§ **Exercise**
Give the number of lines in this listing that contain the word "epoch", and nothing else.

(Entries taken from a collection)
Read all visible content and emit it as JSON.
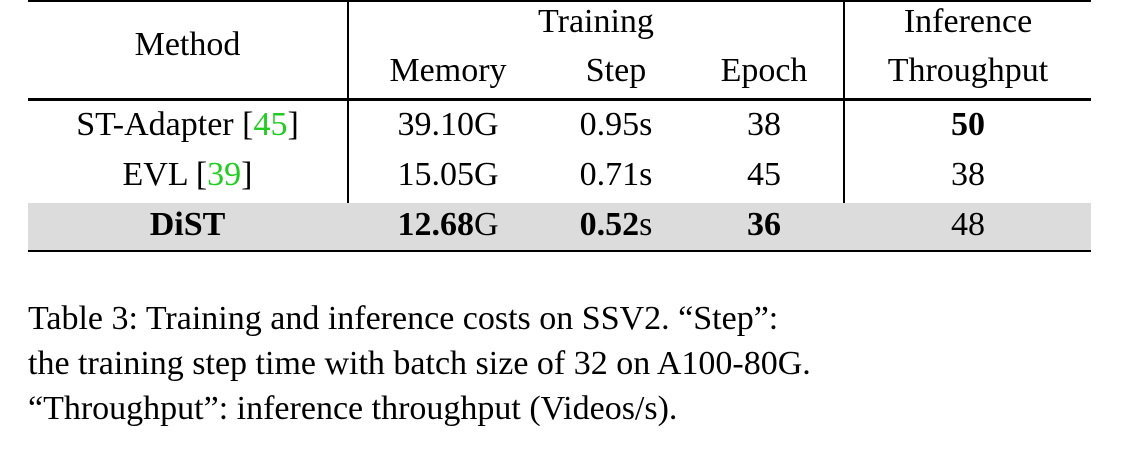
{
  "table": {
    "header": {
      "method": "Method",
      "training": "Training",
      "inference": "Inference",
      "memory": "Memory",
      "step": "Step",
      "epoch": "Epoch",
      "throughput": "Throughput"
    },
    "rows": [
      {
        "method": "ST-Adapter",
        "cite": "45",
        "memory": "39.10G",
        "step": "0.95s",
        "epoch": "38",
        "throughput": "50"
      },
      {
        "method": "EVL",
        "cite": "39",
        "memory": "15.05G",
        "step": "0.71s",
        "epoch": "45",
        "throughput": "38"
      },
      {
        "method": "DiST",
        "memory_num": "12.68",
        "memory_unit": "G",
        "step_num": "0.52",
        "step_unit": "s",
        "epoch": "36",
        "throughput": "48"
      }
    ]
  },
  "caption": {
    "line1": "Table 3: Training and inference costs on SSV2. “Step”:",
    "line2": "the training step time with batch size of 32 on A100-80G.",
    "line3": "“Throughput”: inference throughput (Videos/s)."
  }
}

==

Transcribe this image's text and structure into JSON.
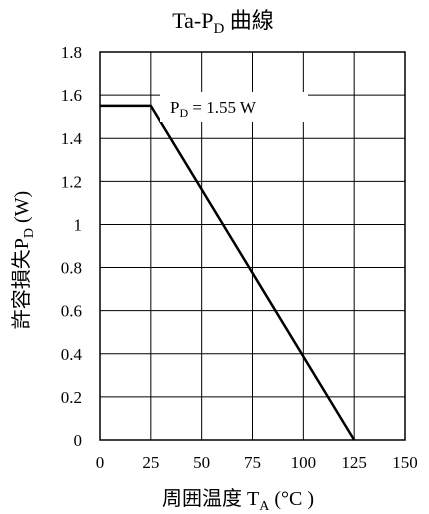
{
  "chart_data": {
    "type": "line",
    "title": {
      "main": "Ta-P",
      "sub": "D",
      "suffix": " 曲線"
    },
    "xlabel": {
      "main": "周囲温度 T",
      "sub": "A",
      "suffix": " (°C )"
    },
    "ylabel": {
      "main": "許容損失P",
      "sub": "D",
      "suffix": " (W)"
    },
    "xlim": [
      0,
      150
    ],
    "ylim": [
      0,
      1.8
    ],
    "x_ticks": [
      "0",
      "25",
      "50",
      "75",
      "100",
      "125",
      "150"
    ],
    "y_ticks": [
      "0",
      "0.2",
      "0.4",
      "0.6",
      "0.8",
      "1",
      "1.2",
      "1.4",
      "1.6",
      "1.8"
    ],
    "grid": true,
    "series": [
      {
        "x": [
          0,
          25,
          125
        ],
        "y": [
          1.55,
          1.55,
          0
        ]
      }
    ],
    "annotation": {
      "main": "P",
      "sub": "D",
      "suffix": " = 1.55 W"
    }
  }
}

§ **Written solution**
4